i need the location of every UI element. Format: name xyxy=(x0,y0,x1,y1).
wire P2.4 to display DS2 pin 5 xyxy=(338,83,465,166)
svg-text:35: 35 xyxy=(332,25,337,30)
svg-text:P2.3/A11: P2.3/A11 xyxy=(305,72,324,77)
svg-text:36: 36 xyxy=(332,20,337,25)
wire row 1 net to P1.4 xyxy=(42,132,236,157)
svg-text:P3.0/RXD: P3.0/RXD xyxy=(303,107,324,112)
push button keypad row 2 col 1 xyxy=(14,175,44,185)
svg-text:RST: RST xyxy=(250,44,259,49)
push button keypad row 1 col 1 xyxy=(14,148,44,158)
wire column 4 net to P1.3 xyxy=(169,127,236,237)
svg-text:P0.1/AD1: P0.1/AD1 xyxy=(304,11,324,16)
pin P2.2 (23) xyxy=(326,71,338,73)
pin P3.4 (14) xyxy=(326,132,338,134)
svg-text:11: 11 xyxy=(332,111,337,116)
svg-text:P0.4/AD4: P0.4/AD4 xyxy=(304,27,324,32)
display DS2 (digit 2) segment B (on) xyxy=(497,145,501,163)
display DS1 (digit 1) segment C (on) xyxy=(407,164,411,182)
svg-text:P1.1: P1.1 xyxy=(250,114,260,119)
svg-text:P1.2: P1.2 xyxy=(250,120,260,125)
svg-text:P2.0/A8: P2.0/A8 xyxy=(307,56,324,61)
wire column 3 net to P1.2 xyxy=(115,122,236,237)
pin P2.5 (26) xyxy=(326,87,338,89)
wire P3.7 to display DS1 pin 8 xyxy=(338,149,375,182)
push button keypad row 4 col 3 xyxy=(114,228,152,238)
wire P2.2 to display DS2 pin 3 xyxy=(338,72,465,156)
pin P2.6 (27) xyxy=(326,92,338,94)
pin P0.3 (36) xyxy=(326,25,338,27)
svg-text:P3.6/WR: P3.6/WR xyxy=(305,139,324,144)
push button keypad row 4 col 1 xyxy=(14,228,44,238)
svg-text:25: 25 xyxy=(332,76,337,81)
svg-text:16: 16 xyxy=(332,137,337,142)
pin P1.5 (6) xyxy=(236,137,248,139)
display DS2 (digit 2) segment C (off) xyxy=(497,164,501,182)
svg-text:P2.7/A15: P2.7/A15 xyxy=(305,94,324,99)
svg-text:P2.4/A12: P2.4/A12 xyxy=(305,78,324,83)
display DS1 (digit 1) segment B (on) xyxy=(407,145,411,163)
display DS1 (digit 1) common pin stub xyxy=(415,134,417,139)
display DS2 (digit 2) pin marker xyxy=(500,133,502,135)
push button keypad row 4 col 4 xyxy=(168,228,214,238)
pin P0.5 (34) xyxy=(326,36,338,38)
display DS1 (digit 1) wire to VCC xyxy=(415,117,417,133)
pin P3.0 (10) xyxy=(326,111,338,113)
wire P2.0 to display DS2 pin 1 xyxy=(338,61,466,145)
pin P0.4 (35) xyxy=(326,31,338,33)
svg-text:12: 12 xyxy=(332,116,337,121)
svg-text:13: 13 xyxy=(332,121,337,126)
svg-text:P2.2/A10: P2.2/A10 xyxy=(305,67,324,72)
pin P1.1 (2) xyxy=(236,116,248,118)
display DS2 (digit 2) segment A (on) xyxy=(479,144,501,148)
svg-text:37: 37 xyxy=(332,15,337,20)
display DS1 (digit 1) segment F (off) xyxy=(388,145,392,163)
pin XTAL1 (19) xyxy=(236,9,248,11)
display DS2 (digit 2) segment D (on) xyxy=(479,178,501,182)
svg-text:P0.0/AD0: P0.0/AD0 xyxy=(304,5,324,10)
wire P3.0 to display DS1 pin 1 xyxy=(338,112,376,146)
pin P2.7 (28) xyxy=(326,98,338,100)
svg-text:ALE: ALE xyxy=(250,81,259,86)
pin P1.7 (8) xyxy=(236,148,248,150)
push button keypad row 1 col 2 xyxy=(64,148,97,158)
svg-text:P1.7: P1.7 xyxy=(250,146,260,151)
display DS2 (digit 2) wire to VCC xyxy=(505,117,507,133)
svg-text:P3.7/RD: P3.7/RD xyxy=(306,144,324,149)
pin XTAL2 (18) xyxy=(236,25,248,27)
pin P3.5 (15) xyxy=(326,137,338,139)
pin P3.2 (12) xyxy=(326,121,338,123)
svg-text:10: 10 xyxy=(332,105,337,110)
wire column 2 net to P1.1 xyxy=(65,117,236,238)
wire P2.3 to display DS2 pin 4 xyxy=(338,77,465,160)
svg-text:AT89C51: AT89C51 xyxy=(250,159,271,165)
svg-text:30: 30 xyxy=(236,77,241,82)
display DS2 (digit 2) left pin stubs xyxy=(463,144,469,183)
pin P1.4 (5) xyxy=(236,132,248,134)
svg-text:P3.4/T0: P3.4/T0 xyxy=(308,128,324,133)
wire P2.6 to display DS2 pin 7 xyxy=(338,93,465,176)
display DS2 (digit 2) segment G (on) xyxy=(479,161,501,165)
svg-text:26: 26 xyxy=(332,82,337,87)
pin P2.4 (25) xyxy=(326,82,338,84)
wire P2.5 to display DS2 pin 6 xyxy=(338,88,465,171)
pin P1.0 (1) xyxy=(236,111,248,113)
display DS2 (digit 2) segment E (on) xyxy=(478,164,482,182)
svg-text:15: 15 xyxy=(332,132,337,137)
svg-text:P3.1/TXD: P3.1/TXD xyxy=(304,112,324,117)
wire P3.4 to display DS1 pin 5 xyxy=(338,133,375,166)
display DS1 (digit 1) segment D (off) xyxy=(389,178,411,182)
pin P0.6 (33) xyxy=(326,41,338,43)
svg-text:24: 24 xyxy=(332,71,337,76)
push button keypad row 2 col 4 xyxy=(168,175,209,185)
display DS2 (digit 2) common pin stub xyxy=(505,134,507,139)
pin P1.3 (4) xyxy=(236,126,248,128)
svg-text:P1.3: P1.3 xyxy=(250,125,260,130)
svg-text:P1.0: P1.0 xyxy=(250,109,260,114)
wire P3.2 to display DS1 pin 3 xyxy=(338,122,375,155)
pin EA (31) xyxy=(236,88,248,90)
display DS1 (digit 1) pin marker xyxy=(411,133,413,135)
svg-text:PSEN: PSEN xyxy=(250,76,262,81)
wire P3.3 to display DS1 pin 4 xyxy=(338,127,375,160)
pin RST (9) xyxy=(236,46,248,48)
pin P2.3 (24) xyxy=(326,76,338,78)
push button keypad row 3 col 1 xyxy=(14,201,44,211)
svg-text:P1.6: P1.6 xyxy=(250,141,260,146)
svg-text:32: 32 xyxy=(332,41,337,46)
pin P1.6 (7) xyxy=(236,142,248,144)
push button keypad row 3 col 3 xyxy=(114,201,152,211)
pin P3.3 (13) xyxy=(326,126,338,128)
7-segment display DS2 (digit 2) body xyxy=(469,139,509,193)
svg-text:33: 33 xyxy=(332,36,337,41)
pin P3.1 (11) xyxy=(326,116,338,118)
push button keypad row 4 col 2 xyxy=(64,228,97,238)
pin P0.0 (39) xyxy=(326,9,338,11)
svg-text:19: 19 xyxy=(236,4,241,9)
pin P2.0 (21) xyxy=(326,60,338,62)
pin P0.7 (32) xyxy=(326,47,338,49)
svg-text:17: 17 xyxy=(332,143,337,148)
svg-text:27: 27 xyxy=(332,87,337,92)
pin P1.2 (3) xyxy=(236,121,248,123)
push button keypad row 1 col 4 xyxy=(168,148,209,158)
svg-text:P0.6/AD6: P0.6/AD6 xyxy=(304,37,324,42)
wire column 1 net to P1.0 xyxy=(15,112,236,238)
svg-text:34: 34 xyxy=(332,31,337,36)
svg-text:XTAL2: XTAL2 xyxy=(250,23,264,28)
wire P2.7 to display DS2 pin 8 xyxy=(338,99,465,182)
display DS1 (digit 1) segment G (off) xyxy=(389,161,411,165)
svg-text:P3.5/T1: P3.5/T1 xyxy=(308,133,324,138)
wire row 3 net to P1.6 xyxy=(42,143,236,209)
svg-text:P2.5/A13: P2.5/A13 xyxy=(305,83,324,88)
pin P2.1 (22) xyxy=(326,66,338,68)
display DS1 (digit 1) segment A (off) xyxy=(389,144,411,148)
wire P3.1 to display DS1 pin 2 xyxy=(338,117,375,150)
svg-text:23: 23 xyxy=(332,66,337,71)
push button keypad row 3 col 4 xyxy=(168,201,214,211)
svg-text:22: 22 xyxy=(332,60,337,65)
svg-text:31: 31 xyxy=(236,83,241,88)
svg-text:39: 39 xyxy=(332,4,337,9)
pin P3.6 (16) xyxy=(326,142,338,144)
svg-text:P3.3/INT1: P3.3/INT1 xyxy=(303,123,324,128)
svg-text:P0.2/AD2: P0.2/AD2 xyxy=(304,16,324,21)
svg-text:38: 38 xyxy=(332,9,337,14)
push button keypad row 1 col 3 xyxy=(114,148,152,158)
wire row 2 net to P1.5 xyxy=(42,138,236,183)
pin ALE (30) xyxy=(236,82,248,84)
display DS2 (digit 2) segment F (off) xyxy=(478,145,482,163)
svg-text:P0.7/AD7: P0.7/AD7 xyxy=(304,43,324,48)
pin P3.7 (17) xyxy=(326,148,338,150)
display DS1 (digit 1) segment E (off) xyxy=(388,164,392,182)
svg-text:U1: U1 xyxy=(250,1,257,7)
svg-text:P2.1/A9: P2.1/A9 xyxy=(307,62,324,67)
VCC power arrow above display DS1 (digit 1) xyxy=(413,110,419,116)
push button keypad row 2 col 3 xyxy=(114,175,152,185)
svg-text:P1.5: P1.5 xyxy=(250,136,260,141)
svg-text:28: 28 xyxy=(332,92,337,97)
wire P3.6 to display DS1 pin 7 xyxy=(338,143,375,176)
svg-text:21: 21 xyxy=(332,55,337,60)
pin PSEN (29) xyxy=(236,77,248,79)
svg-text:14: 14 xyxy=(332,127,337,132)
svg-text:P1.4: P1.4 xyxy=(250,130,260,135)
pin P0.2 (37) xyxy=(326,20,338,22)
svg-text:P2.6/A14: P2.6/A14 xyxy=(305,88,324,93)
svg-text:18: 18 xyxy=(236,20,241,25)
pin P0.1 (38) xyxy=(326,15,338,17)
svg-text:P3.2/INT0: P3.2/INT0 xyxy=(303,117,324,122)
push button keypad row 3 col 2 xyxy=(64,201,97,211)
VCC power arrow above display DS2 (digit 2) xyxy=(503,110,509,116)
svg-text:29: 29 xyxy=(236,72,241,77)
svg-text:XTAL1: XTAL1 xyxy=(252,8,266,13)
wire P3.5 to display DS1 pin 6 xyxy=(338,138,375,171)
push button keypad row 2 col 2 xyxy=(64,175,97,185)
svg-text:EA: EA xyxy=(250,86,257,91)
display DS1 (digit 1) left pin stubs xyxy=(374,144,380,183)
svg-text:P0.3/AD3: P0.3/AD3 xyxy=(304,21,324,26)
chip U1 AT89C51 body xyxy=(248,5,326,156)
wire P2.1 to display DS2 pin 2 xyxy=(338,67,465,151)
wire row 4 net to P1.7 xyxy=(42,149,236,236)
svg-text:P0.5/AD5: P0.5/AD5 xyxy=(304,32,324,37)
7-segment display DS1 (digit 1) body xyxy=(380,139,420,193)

» **Your task**
Reproduce the records from their start through the line containing "svg-text:36: 36 xyxy=(332,20,337,25)", inclusive, replacing "DS2" with "DS3" and leaving everything else unchanged.

» **Complete answer**
i need the location of every UI element. Format: name xyxy=(x0,y0,x1,y1).
wire P2.4 to display DS3 pin 5 xyxy=(338,83,465,166)
svg-text:35: 35 xyxy=(332,25,337,30)
svg-text:P2.3/A11: P2.3/A11 xyxy=(305,72,324,77)
svg-text:36: 36 xyxy=(332,20,337,25)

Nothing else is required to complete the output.